§ PROBLEM
Drop every picture, then transcribe the remaining data exactly.

═════ RECORDS TO PROCESS

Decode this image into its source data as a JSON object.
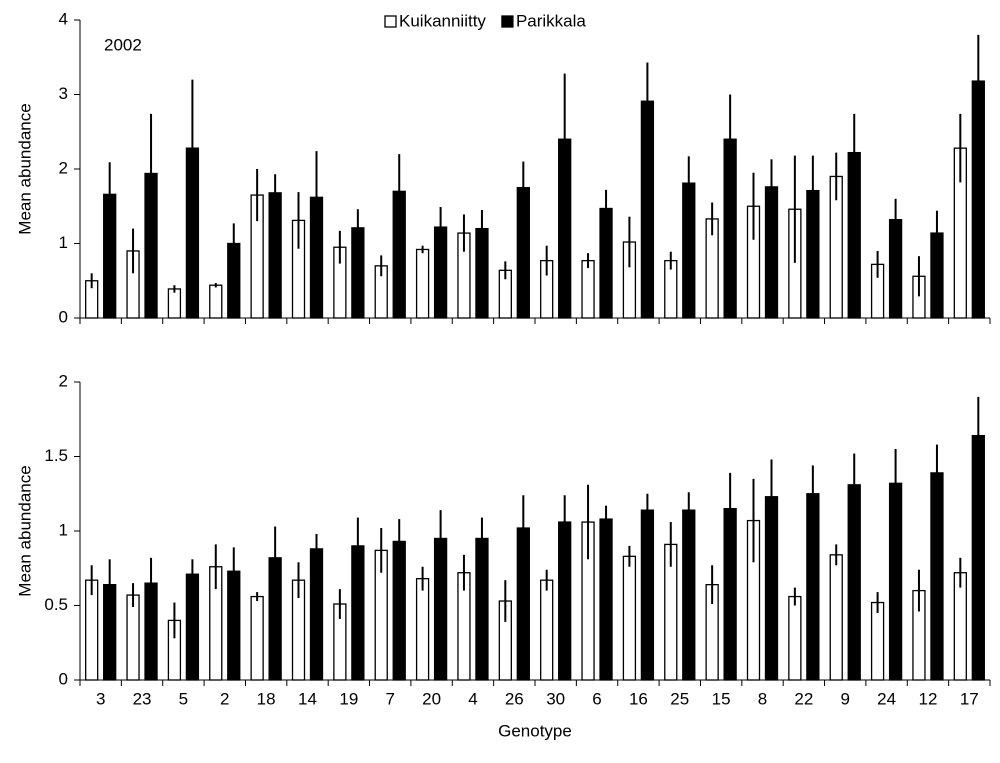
{
  "chart_data": [
    {
      "type": "bar",
      "annotation": "2002",
      "ylabel": "Mean abundance",
      "ylim": [
        0,
        4
      ],
      "yticks": [
        0,
        1,
        2,
        3,
        4
      ],
      "legend": "top",
      "series": [
        {
          "name": "Kuikanniitty",
          "color": "#ffffff",
          "values": [
            0.5,
            0.9,
            0.39,
            0.44,
            1.65,
            1.31,
            0.95,
            0.7,
            0.92,
            1.14,
            0.64,
            0.77,
            0.77,
            1.02,
            0.77,
            1.33,
            1.5,
            1.46,
            1.9,
            0.72,
            0.56,
            2.28
          ],
          "errors": [
            0.1,
            0.3,
            0.05,
            0.03,
            0.35,
            0.38,
            0.22,
            0.14,
            0.05,
            0.25,
            0.12,
            0.2,
            0.1,
            0.34,
            0.12,
            0.22,
            0.45,
            0.72,
            0.32,
            0.18,
            0.27,
            0.46
          ]
        },
        {
          "name": "Parikkala",
          "color": "#000000",
          "values": [
            1.66,
            1.94,
            2.28,
            1.0,
            1.68,
            1.62,
            1.21,
            1.7,
            1.22,
            1.2,
            1.75,
            2.4,
            1.47,
            2.91,
            1.81,
            2.4,
            1.76,
            1.71,
            2.22,
            1.32,
            1.14,
            3.18
          ],
          "errors": [
            0.43,
            0.8,
            0.92,
            0.27,
            0.25,
            0.62,
            0.25,
            0.5,
            0.27,
            0.25,
            0.35,
            0.88,
            0.25,
            0.52,
            0.36,
            0.6,
            0.37,
            0.47,
            0.52,
            0.28,
            0.3,
            0.62
          ]
        }
      ]
    },
    {
      "type": "bar",
      "ylabel": "Mean abundance",
      "xlabel": "Genotype",
      "categories": [
        "3",
        "23",
        "5",
        "2",
        "18",
        "14",
        "19",
        "7",
        "20",
        "4",
        "26",
        "30",
        "6",
        "16",
        "25",
        "15",
        "8",
        "22",
        "9",
        "24",
        "12",
        "17"
      ],
      "ylim": [
        0,
        2
      ],
      "yticks": [
        0,
        0.5,
        1,
        1.5,
        2
      ],
      "series": [
        {
          "color": "#ffffff",
          "values": [
            0.67,
            0.57,
            0.4,
            0.76,
            0.56,
            0.67,
            0.51,
            0.87,
            0.68,
            0.72,
            0.53,
            0.67,
            1.06,
            0.83,
            0.91,
            0.64,
            1.07,
            0.56,
            0.84,
            0.52,
            0.6,
            0.72
          ],
          "errors": [
            0.1,
            0.08,
            0.12,
            0.15,
            0.03,
            0.12,
            0.1,
            0.15,
            0.08,
            0.12,
            0.14,
            0.07,
            0.25,
            0.07,
            0.15,
            0.13,
            0.28,
            0.06,
            0.07,
            0.07,
            0.14,
            0.1
          ]
        },
        {
          "color": "#000000",
          "values": [
            0.64,
            0.65,
            0.71,
            0.73,
            0.82,
            0.88,
            0.9,
            0.93,
            0.95,
            0.95,
            1.02,
            1.06,
            1.08,
            1.14,
            1.14,
            1.15,
            1.23,
            1.25,
            1.31,
            1.32,
            1.39,
            1.64
          ],
          "errors": [
            0.17,
            0.17,
            0.1,
            0.16,
            0.21,
            0.1,
            0.19,
            0.15,
            0.19,
            0.14,
            0.22,
            0.18,
            0.09,
            0.11,
            0.12,
            0.24,
            0.25,
            0.19,
            0.21,
            0.23,
            0.19,
            0.26
          ]
        }
      ]
    }
  ]
}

══════════

§ OUTPUT FOR THIS EXERCISE
Decode this image into its source data as a JSON object.
{
  "chart_data": [
    {
      "type": "bar",
      "annotation": "2002",
      "ylabel": "Mean abundance",
      "ylim": [
        0,
        4
      ],
      "yticks": [
        0,
        1,
        2,
        3,
        4
      ],
      "legend": "top",
      "series": [
        {
          "name": "Kuikanniitty",
          "color": "#ffffff",
          "values": [
            0.5,
            0.9,
            0.39,
            0.44,
            1.65,
            1.31,
            0.95,
            0.7,
            0.92,
            1.14,
            0.64,
            0.77,
            0.77,
            1.02,
            0.77,
            1.33,
            1.5,
            1.46,
            1.9,
            0.72,
            0.56,
            2.28
          ],
          "errors": [
            0.1,
            0.3,
            0.05,
            0.03,
            0.35,
            0.38,
            0.22,
            0.14,
            0.05,
            0.25,
            0.12,
            0.2,
            0.1,
            0.34,
            0.12,
            0.22,
            0.45,
            0.72,
            0.32,
            0.18,
            0.27,
            0.46
          ]
        },
        {
          "name": "Parikkala",
          "color": "#000000",
          "values": [
            1.66,
            1.94,
            2.28,
            1.0,
            1.68,
            1.62,
            1.21,
            1.7,
            1.22,
            1.2,
            1.75,
            2.4,
            1.47,
            2.91,
            1.81,
            2.4,
            1.76,
            1.71,
            2.22,
            1.32,
            1.14,
            3.18
          ],
          "errors": [
            0.43,
            0.8,
            0.92,
            0.27,
            0.25,
            0.62,
            0.25,
            0.5,
            0.27,
            0.25,
            0.35,
            0.88,
            0.25,
            0.52,
            0.36,
            0.6,
            0.37,
            0.47,
            0.52,
            0.28,
            0.3,
            0.62
          ]
        }
      ]
    },
    {
      "type": "bar",
      "ylabel": "Mean abundance",
      "xlabel": "Genotype",
      "categories": [
        "3",
        "23",
        "5",
        "2",
        "18",
        "14",
        "19",
        "7",
        "20",
        "4",
        "26",
        "30",
        "6",
        "16",
        "25",
        "15",
        "8",
        "22",
        "9",
        "24",
        "12",
        "17"
      ],
      "ylim": [
        0,
        2
      ],
      "yticks": [
        0,
        0.5,
        1,
        1.5,
        2
      ],
      "series": [
        {
          "color": "#ffffff",
          "values": [
            0.67,
            0.57,
            0.4,
            0.76,
            0.56,
            0.67,
            0.51,
            0.87,
            0.68,
            0.72,
            0.53,
            0.67,
            1.06,
            0.83,
            0.91,
            0.64,
            1.07,
            0.56,
            0.84,
            0.52,
            0.6,
            0.72
          ],
          "errors": [
            0.1,
            0.08,
            0.12,
            0.15,
            0.03,
            0.12,
            0.1,
            0.15,
            0.08,
            0.12,
            0.14,
            0.07,
            0.25,
            0.07,
            0.15,
            0.13,
            0.28,
            0.06,
            0.07,
            0.07,
            0.14,
            0.1
          ]
        },
        {
          "color": "#000000",
          "values": [
            0.64,
            0.65,
            0.71,
            0.73,
            0.82,
            0.88,
            0.9,
            0.93,
            0.95,
            0.95,
            1.02,
            1.06,
            1.08,
            1.14,
            1.14,
            1.15,
            1.23,
            1.25,
            1.31,
            1.32,
            1.39,
            1.64
          ],
          "errors": [
            0.17,
            0.17,
            0.1,
            0.16,
            0.21,
            0.1,
            0.19,
            0.15,
            0.19,
            0.14,
            0.22,
            0.18,
            0.09,
            0.11,
            0.12,
            0.24,
            0.25,
            0.19,
            0.21,
            0.23,
            0.19,
            0.26
          ]
        }
      ]
    }
  ]
}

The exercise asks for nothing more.